## Supplied information
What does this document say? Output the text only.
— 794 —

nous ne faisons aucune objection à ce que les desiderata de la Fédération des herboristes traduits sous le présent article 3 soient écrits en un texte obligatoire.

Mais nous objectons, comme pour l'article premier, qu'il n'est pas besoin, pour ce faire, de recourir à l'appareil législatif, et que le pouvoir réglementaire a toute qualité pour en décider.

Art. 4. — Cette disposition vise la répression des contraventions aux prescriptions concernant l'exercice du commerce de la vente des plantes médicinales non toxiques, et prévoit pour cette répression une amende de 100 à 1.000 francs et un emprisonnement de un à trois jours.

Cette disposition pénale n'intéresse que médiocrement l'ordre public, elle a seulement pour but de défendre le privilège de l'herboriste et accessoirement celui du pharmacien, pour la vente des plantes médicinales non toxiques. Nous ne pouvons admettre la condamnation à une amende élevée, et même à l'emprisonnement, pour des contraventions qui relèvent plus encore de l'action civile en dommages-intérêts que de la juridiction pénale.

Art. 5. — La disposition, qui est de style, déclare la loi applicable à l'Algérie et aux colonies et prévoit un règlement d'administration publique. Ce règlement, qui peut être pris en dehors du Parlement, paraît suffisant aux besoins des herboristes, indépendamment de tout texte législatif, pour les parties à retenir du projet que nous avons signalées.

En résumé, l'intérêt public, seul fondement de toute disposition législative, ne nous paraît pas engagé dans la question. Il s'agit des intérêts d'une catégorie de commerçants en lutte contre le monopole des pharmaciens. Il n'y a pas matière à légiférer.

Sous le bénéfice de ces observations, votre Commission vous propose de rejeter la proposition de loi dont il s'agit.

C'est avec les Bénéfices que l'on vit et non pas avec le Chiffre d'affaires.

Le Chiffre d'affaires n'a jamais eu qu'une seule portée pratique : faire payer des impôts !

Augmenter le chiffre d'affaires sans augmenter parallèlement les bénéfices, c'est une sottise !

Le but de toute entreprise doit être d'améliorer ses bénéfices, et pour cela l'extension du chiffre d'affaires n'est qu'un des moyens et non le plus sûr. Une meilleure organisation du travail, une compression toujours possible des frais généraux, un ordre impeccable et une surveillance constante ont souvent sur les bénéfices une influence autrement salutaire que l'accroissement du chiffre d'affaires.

## Written task
Return all the data exactly as given.

## Answer to this exercise
What does this document say? Output the text only.
— 794 —

nous ne faisons aucune objection à ce que les desiderata de la Fédération des herboristes traduits sous le présent article 3 soient écrits en un texte obligatoire.

Mais nous objectons, comme pour l'article premier, qu'il n'est pas besoin, pour ce faire, de recourir à l'appareil législatif, et que le pouvoir réglementaire a toute qualité pour en décider.

Art. 4. — Cette disposition vise la répression des contraventions aux prescriptions concernant l'exercice du commerce de la vente des plantes médicinales non toxiques, et prévoit pour cette répression une amende de 100 à 1.000 francs et un emprisonnement de un à trois jours.

Cette disposition pénale n'intéresse que médiocrement l'ordre public, elle a seulement pour but de défendre le privilège de l'herboriste et accessoirement celui du pharmacien, pour la vente des plantes médicinales non toxiques. Nous ne pouvons admettre la condamnation à une amende élevée, et même à l'emprisonnement, pour des contraventions qui relèvent plus encore de l'action civile en dommages-intérêts que de la juridiction pénale.

Art. 5. — La disposition, qui est de style, déclare la loi applicable à l'Algérie et aux colonies et prévoit un règlement d'administration publique. Ce règlement, qui peut être pris en dehors du Parlement, paraît suffisant aux besoins des herboristes, indépendamment de tout texte législatif, pour les parties à retenir du projet que nous avons signalées.

En résumé, l'intérêt public, seul fondement de toute disposition législative, ne nous paraît pas engagé dans la question. Il s'agit des intérêts d'une catégorie de commerçants en lutte contre le monopole des pharmaciens. Il n'y a pas matière à légiférer.

Sous le bénéfice de ces observations, votre Commission vous propose de rejeter la proposition de loi dont il s'agit.

C'est avec les Bénéfices que l'on vit et non pas avec le Chiffre d'affaires.

Le Chiffre d'affaires n'a jamais eu qu'une seule portée pratique : faire payer des impôts !

Augmenter le chiffre d'affaires sans augmenter parallèlement les bénéfices, c'est une sottise !

Le but de toute entreprise doit être d'améliorer ses bénéfices, et pour cela l'extension du chiffre d'affaires n'est qu'un des moyens et non le plus sûr. Une meilleure organisation du travail, une compression toujours possible des frais généraux, un ordre impeccable et une surveillance constante ont souvent sur les bénéfices une influence autrement salutaire que l'accroissement du chiffre d'affaires.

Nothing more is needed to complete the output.